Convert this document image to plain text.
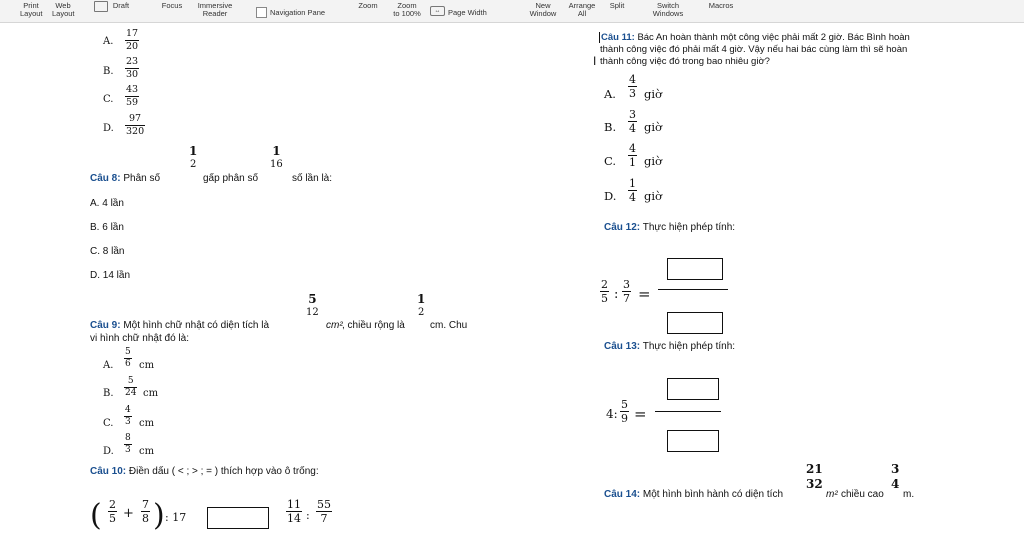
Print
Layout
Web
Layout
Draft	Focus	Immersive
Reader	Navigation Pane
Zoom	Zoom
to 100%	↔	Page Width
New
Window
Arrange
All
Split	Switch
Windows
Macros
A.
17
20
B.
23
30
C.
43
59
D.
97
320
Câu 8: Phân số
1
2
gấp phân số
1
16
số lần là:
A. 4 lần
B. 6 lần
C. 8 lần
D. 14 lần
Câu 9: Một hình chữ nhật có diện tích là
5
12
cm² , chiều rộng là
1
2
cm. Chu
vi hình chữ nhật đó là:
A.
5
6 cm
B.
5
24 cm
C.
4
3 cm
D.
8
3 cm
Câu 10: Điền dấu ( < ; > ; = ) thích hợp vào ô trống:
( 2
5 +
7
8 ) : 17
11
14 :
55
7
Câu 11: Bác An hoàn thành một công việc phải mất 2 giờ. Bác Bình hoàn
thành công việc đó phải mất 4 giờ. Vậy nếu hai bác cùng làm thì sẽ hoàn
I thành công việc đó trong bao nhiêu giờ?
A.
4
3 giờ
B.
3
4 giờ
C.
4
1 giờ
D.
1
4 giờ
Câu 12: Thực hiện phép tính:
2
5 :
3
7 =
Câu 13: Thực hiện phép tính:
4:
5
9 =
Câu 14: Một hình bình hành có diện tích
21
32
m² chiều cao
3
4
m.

****

--- Task instructions ---
Pull out every line in the data above that has the word "công".

--- Finished exercise ---
Câu 11: Bác An hoàn thành một công việc phải mất 2 giờ. Bác Bình hoàn
thành công việc đó phải mất 4 giờ. Vậy nếu hai bác cùng làm thì sẽ hoàn
I thành công việc đó trong bao nhiêu giờ?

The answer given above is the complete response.